**Task statement**
Identify all lines below that hold "name" and collect them.

(Data items)
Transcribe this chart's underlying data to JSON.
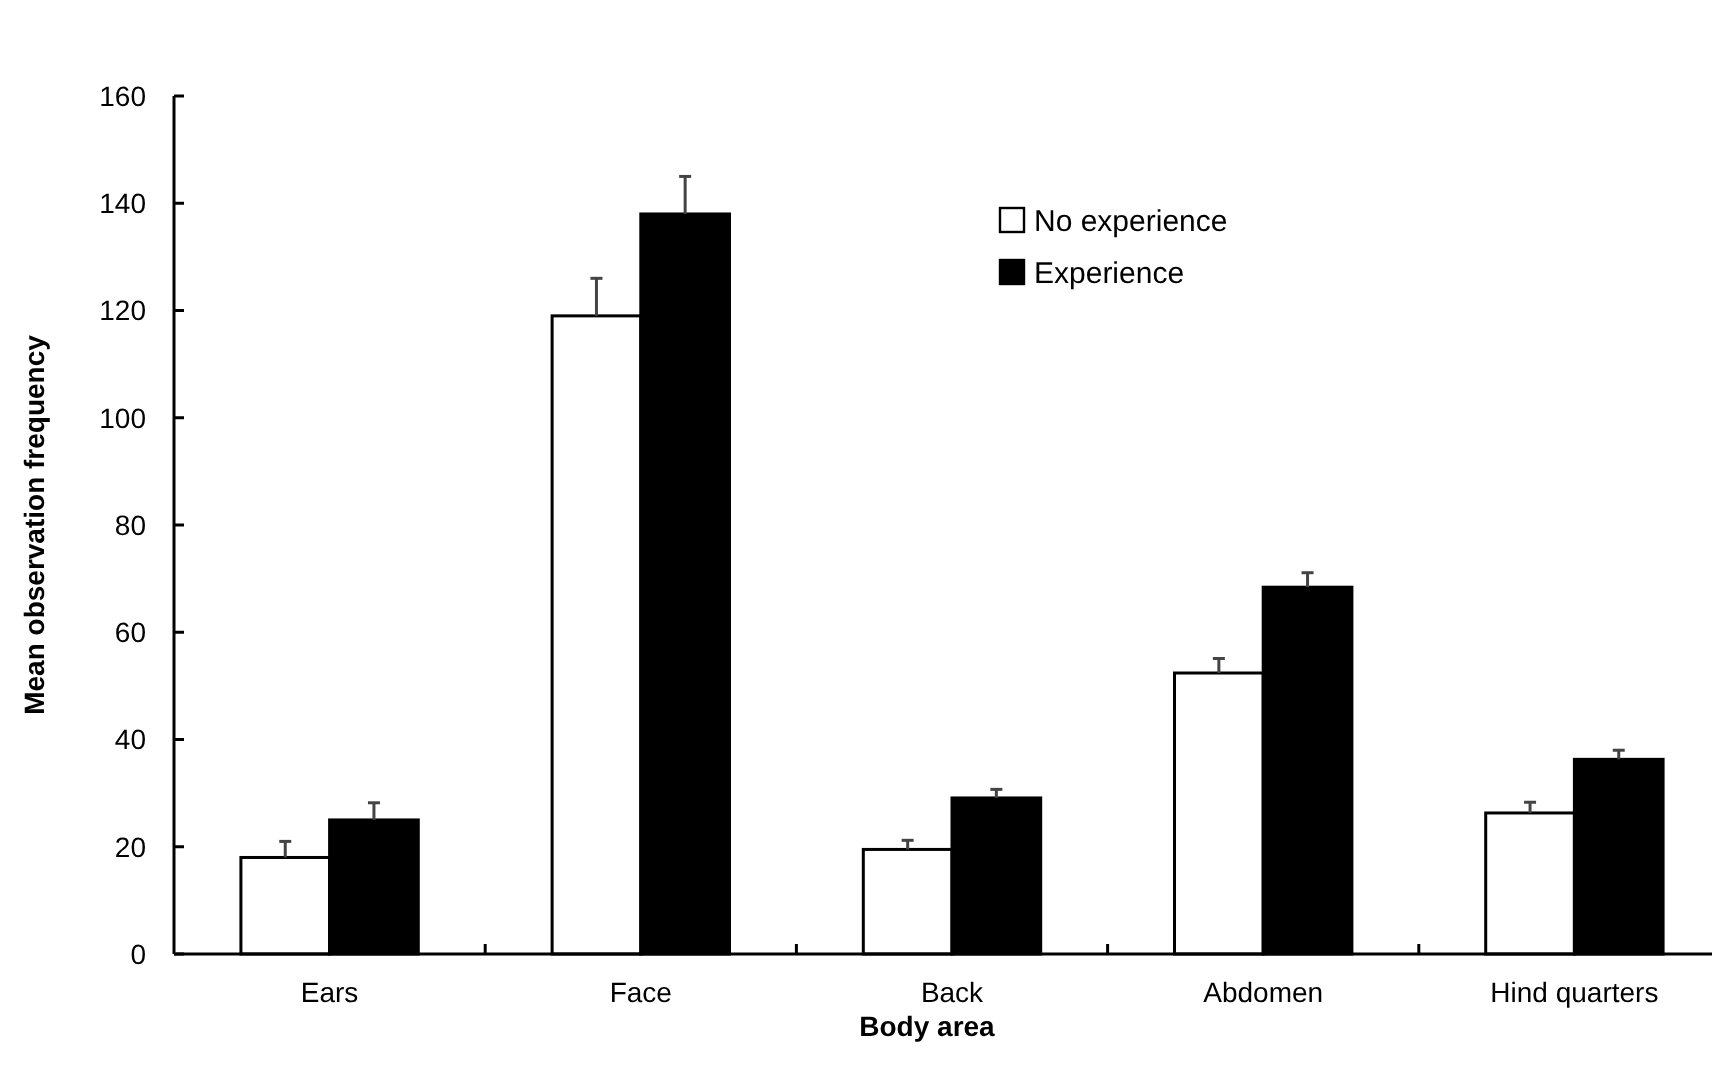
{
  "chart_data": {
    "type": "bar",
    "xlabel": "Body area",
    "ylabel": "Mean observation frequency",
    "categories": [
      "Ears",
      "Face",
      "Back",
      "Abdomen",
      "Hind quarters"
    ],
    "series": [
      {
        "name": "No experience",
        "color": "#ffffff",
        "values": [
          18,
          119,
          19.5,
          52.4,
          26.3
        ],
        "errors": [
          3,
          7,
          1.7,
          2.7,
          2
        ]
      },
      {
        "name": "Experience",
        "color": "#000000",
        "values": [
          25,
          138,
          29.1,
          68.4,
          36.3
        ],
        "errors": [
          3.2,
          7,
          1.6,
          2.7,
          1.7
        ]
      }
    ],
    "ylim": [
      0,
      160
    ],
    "yticks": [
      0,
      20,
      40,
      60,
      80,
      100,
      120,
      140,
      160
    ],
    "grid": false,
    "legend": "top right"
  }
}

**Solution for this exercise**
        "name": "No experience",
        "name": "Experience",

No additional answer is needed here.